→ **Work to do**
Extract each line where the string "Senior" shows up.

>>>>>

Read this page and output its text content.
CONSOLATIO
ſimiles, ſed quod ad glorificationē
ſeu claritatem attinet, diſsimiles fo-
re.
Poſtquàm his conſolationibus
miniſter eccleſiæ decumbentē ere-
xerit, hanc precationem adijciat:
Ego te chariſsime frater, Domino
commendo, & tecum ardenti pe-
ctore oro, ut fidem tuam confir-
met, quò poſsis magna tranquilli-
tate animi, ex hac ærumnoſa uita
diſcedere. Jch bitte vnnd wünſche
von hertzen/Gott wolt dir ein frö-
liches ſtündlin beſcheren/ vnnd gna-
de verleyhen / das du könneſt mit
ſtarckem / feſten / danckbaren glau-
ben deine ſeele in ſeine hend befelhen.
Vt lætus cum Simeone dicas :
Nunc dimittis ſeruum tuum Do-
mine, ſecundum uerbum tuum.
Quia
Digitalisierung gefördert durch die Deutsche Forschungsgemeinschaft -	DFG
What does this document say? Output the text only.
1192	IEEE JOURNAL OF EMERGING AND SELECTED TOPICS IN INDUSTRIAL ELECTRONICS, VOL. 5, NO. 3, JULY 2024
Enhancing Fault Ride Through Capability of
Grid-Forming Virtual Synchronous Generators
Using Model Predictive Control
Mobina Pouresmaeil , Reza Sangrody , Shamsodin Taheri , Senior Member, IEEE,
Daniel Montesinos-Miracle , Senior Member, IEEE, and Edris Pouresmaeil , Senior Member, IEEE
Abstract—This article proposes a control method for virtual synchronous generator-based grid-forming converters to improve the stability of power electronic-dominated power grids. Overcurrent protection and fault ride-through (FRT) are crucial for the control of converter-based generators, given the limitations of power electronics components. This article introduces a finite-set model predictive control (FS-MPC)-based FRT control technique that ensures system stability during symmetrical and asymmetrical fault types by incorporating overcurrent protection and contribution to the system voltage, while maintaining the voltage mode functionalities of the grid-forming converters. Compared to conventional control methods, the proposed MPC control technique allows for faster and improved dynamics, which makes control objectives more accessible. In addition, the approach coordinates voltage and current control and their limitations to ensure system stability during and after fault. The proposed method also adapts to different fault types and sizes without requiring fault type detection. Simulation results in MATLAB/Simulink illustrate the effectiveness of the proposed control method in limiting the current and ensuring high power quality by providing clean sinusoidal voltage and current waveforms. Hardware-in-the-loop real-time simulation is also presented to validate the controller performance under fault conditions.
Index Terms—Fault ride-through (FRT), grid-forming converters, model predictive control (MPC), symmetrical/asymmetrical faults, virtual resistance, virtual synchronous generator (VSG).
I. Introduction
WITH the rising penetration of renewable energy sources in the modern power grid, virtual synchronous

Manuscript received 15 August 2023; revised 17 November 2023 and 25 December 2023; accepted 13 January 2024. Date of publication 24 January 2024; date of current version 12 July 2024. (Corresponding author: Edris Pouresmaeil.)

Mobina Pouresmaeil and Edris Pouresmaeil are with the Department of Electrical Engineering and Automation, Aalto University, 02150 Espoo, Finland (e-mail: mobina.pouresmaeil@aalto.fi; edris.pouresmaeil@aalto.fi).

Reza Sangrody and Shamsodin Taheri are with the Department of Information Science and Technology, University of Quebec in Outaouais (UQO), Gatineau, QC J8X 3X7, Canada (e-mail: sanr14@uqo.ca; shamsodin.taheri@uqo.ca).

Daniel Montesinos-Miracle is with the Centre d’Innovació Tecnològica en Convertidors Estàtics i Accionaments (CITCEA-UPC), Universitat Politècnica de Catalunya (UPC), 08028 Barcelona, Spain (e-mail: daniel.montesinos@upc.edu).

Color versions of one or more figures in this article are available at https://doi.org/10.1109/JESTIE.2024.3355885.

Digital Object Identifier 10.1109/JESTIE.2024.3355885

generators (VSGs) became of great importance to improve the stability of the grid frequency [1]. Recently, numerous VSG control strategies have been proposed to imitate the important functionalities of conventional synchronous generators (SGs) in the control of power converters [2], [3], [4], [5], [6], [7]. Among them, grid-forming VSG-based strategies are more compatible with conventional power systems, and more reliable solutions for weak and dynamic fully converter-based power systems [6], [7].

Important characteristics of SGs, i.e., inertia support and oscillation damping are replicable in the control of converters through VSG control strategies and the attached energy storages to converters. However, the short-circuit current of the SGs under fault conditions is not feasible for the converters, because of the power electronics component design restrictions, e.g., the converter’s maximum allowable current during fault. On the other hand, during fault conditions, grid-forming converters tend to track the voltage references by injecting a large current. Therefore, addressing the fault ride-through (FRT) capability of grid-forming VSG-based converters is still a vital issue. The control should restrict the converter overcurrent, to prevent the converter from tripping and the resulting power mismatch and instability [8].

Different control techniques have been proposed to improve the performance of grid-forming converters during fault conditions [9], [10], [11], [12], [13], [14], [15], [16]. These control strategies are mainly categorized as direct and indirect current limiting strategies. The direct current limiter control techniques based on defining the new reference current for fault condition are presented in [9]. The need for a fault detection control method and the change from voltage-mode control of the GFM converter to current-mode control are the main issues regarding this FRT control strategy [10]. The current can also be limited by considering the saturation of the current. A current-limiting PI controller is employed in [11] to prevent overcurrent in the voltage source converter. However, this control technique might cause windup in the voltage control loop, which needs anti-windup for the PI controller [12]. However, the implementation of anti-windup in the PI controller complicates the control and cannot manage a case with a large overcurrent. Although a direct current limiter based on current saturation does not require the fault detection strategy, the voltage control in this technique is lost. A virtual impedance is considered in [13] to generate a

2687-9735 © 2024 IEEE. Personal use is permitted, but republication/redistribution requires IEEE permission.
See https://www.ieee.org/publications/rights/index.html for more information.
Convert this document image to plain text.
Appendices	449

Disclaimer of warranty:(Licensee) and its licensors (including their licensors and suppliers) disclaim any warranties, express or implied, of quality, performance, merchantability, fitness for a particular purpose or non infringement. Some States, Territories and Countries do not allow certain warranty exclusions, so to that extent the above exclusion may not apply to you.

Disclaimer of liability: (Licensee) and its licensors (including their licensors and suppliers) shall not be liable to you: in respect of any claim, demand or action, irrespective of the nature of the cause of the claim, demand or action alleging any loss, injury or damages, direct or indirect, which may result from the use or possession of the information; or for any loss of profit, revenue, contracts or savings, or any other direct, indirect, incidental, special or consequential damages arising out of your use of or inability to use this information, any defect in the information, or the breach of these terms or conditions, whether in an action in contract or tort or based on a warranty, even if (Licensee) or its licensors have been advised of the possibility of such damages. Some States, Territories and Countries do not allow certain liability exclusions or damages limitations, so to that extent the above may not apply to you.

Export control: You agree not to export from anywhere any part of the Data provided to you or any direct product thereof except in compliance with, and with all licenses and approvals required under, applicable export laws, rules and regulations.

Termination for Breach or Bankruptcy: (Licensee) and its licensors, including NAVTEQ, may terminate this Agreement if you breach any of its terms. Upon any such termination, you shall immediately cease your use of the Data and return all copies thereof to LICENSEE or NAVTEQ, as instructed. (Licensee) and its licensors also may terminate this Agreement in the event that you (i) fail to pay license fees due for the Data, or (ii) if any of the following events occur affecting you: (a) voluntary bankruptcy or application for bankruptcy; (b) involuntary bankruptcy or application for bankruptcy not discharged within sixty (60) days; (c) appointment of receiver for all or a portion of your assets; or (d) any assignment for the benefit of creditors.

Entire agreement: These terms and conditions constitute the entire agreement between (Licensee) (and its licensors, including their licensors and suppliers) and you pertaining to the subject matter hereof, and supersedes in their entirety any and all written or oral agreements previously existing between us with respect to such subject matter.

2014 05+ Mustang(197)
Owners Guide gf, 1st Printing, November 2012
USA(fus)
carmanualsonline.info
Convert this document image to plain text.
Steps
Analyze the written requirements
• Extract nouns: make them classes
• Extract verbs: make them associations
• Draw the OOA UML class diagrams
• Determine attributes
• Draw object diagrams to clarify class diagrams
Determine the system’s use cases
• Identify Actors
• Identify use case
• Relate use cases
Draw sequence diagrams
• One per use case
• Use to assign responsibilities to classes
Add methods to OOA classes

<<<<<

→ **Correct response**
Mobina Pouresmaeil , Reza Sangrody , Shamsodin Taheri , Senior Member, IEEE,
Daniel Montesinos-Miracle , Senior Member, IEEE, and Edris Pouresmaeil , Senior Member, IEEE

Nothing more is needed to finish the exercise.